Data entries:
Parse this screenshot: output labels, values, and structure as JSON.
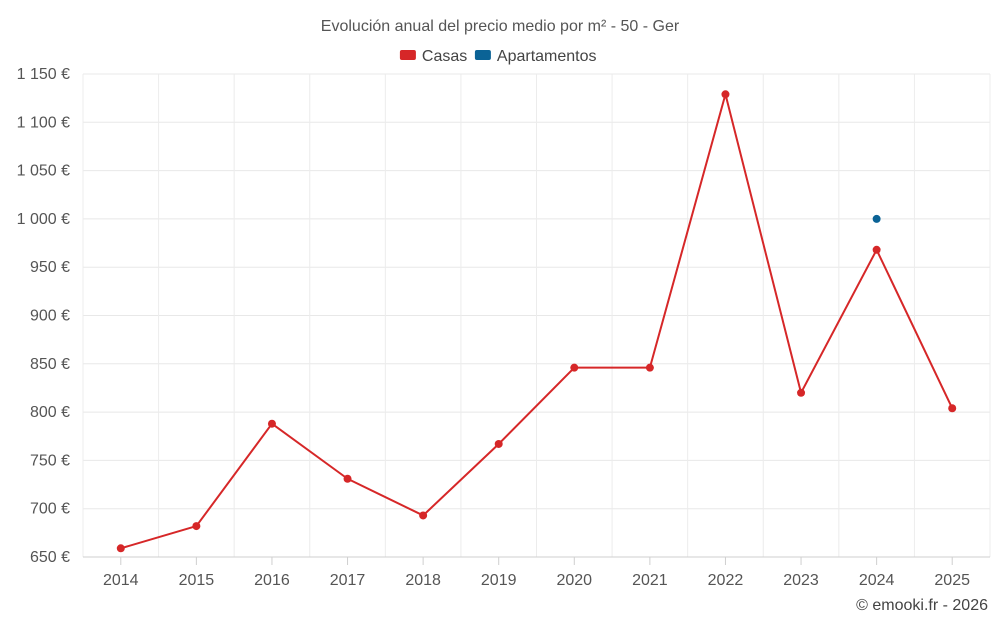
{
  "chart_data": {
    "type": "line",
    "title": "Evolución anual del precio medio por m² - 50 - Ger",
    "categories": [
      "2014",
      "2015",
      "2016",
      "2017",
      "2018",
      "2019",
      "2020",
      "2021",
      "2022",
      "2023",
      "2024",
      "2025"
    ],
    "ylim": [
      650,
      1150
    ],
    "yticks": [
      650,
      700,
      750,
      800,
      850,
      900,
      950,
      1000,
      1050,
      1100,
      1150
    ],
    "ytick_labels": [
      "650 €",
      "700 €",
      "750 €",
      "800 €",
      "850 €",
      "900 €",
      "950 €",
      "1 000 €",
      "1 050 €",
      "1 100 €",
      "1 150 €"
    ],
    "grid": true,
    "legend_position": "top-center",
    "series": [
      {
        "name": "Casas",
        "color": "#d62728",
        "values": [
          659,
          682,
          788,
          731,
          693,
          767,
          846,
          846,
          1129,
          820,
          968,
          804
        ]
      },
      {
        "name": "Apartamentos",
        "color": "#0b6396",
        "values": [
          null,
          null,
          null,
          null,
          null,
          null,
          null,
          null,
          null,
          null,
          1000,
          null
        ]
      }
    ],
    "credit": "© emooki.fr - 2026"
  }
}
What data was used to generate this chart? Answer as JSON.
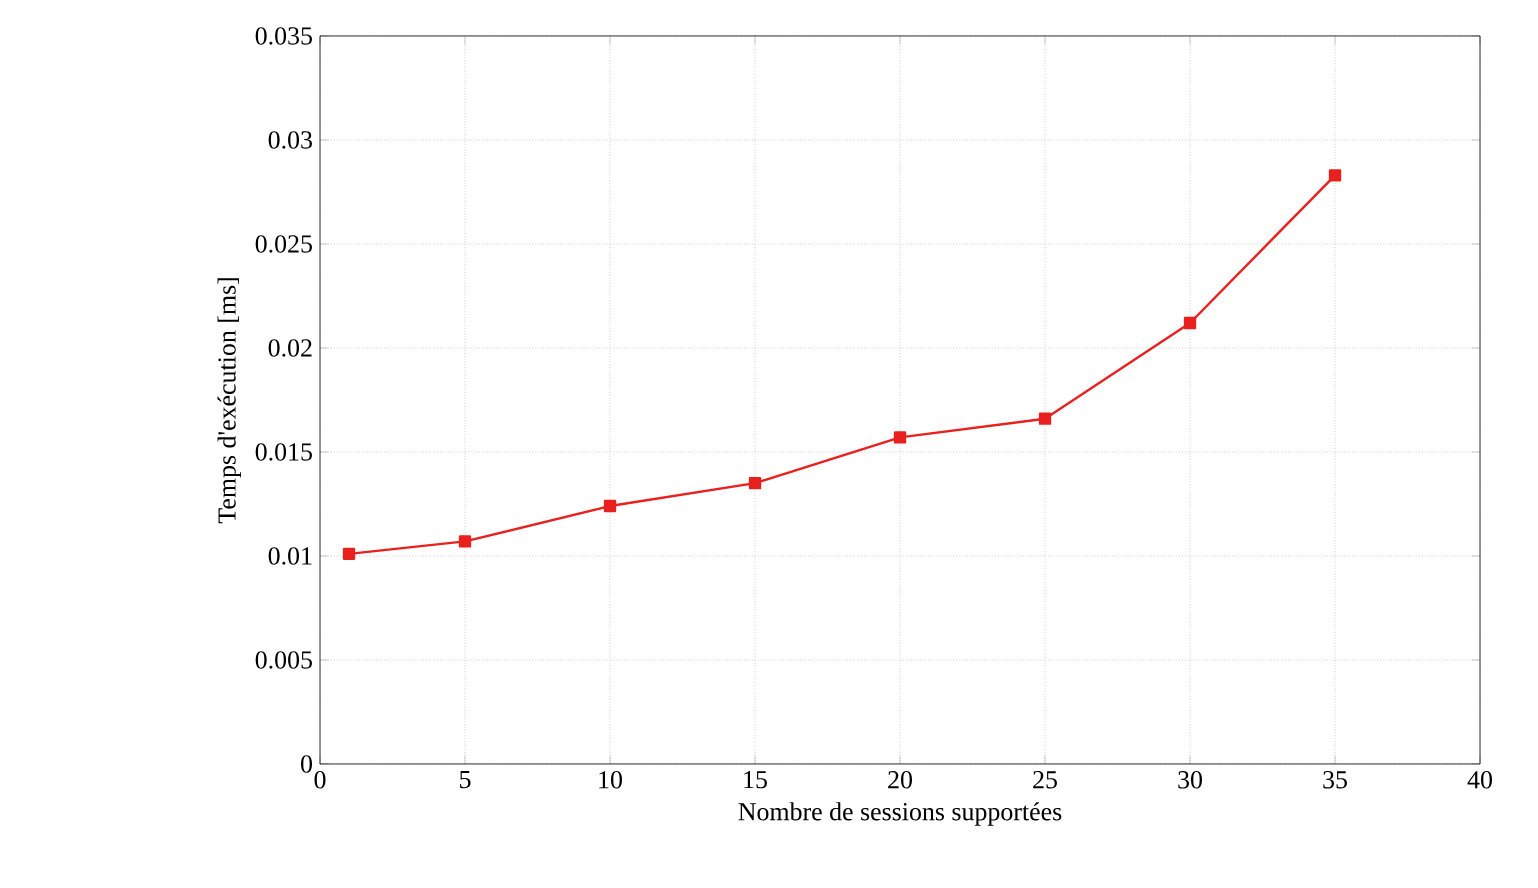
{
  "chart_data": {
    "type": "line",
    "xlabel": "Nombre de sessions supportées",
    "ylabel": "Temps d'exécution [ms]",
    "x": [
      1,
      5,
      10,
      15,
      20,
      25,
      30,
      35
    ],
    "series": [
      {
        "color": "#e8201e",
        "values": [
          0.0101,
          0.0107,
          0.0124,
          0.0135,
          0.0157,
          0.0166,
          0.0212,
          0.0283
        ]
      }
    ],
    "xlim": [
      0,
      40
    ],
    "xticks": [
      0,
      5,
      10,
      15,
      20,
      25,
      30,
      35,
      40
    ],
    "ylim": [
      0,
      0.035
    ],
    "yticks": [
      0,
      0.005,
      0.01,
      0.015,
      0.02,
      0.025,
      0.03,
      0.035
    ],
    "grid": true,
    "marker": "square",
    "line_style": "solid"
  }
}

## Required task
Write out exactly the lines from the one that contains "What data was" through the last line of the data above, both included. Leave every picture out.

## Right answer
What data was used to generate this chart? Answer as JSON.
{
  "chart_data": {
    "type": "line",
    "xlabel": "Nombre de sessions supportées",
    "ylabel": "Temps d'exécution [ms]",
    "x": [
      1,
      5,
      10,
      15,
      20,
      25,
      30,
      35
    ],
    "series": [
      {
        "color": "#e8201e",
        "values": [
          0.0101,
          0.0107,
          0.0124,
          0.0135,
          0.0157,
          0.0166,
          0.0212,
          0.0283
        ]
      }
    ],
    "xlim": [
      0,
      40
    ],
    "xticks": [
      0,
      5,
      10,
      15,
      20,
      25,
      30,
      35,
      40
    ],
    "ylim": [
      0,
      0.035
    ],
    "yticks": [
      0,
      0.005,
      0.01,
      0.015,
      0.02,
      0.025,
      0.03,
      0.035
    ],
    "grid": true,
    "marker": "square",
    "line_style": "solid"
  }
}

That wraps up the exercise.